Altar de la Cátedra de San Pedro, Basílica Vaticana, Roma 8 octubre 2012
Queridos hermanos y hermanas en el Señor:
Nos hemos reunido esta mañana en la basílica de San Pedro, en el altar de la confesión, para dar gracias a Dios por el doctorado de san Juan de Ávila, de nuestro Ávila, que ayer fue declarado doctor de la Iglesia universal por el Papa Benedicto XVI, junto a Santa Hildegarda de Bingen. Lo hacemos, por tanto, con esa fórmula primera y fundamental de la acción de gracias de alguien que se sienta cristiano y que lo sea, que es la Eucaristía.
La acción de gracias eucarística es una acción de gracias que compromete al que la vive, que compromete hasta el fondo de su mismo ser, hasta la transformación del alma, hasta ese momento en que todos comulgamos en el cuerpo y la sangre de Cristo. En esta acción de gracias participa prácticamente todo el episcopado español, los señores cardenales, uno que reside en España, el otro en Roma, los demás cardenales estoy seguro de que se sienten representados por ellos, los señores arzobispos y obispos de toda España. En esta acción de gracias se encuentran presentes un número muy considerable de sacerdotes españoles, tanto del clero secular como del clero regular.
La postuladora indicaba en sus palabras muy bien, y yo se lo agradezco, la relación estrecha entre san Juan de Ávila y la Compañía de Jesús, la Compañía de Jesús fue en el siglo XVI una nueva realidad eclesial, era un tiempo también del Concilio, de reformas y de renovación. También participan en la acción de gracias el señor embajador de España ante la Santa Sede, participaron ayer en los actos de la acción de gracias la vicepresidente del gobierno, y otras autoridades regionales y locales de España, mostrando sensibilidad no sólo hacia la persona que es san Juan de Ávila, sino también hacia lo que significó en la historia de la Iglesia y en la historia de España, y lo que significa la Iglesia católica en la historia de España, incomprensible sin la presencia, la vida y el testimonio de la Iglesia de todos los siglos, pero de una manera muy singularmente valiosa y profunda en el siglo de san Juan de Ávila. Y también muchísimos fieles que han venido sobre todo de las diócesis más relacionadas con él por su nacimiento, su vida, su dedicación, su muerte y su sepultura. Y con ese número de fieles tan considerable que está aquí presentes en la basílica, se encuentran muchos religiosos y muchas religiosas, y sobre todo muchos seminaristas.
--------------------------------
Qué se pide →
1. Según el texto citado:
(a) ¿Quién declaró a san Juan de Ávila doctor de la Iglesia universal?
(b) ¿Cuántos de los cardenales mencionados residen en España?
(c) ¿En qué siglo fue la Compañía de Jesús una nueva realidad eclesial?
2. Edita el texto citado, desde "La acción de gracias eucarística" hasta "del clero regular.", cambiando "sacerdotes" por "presbíteros".
--------------------------------
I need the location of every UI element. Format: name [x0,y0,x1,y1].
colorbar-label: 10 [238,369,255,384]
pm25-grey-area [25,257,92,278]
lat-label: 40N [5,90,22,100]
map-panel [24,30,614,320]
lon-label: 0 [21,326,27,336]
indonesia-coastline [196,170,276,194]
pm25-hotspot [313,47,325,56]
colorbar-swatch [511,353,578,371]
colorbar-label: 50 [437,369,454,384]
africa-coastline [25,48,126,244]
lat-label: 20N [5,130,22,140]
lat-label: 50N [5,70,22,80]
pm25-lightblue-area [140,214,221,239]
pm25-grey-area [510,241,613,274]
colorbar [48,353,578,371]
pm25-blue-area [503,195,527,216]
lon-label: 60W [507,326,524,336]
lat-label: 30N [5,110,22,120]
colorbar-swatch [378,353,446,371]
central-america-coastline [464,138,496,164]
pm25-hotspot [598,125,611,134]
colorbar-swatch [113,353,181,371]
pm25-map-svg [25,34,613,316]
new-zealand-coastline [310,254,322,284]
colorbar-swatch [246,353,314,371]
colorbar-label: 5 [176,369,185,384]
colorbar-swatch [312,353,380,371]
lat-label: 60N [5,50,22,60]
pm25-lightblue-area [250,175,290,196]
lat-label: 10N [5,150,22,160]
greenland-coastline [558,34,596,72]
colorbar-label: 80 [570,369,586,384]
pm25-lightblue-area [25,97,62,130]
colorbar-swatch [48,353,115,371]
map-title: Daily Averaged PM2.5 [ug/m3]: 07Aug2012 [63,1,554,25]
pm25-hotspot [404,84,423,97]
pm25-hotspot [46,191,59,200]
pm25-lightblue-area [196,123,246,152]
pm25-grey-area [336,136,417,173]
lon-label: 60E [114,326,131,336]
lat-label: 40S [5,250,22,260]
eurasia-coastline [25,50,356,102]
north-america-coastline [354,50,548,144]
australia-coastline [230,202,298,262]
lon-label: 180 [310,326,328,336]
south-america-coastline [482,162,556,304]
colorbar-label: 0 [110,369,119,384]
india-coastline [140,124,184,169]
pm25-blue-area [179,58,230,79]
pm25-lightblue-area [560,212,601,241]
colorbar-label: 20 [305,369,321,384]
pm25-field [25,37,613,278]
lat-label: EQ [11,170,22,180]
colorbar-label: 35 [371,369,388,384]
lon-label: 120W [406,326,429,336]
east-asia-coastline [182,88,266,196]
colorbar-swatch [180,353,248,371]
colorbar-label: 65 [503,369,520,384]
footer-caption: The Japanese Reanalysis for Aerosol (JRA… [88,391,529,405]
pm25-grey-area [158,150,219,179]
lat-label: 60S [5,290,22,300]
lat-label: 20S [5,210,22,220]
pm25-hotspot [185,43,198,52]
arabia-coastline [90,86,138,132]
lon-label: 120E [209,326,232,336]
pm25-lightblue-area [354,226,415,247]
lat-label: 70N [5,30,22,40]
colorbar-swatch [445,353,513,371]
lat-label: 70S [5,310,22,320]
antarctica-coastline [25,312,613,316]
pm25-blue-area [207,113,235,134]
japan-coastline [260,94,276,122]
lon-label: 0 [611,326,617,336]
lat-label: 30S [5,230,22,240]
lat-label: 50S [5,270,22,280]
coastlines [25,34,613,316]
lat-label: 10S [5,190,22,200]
--------------------------------
Resultados por orden →
1.
(a) El Papa Benedicto XVI.
(b) Uno.
(c) En el siglo XVI.

2.
La acción de gracias eucarística es una acción de gracias que compromete al que la vive, que compromete hasta el fondo de su mismo ser, hasta la transformación del alma, hasta ese momento en que todos comulgamos en el cuerpo y la sangre de Cristo. En esta acción de gracias participa prácticamente todo el episcopado español, los señores cardenales, uno que reside en España, el otro en Roma, los demás cardenales estoy seguro de que se sienten representados por ellos, los señores arzobispos y obispos de toda España. En esta acción de gracias se encuentran presentes un número muy considerable de presbíteros españoles, tanto del clero secular como del clero regular.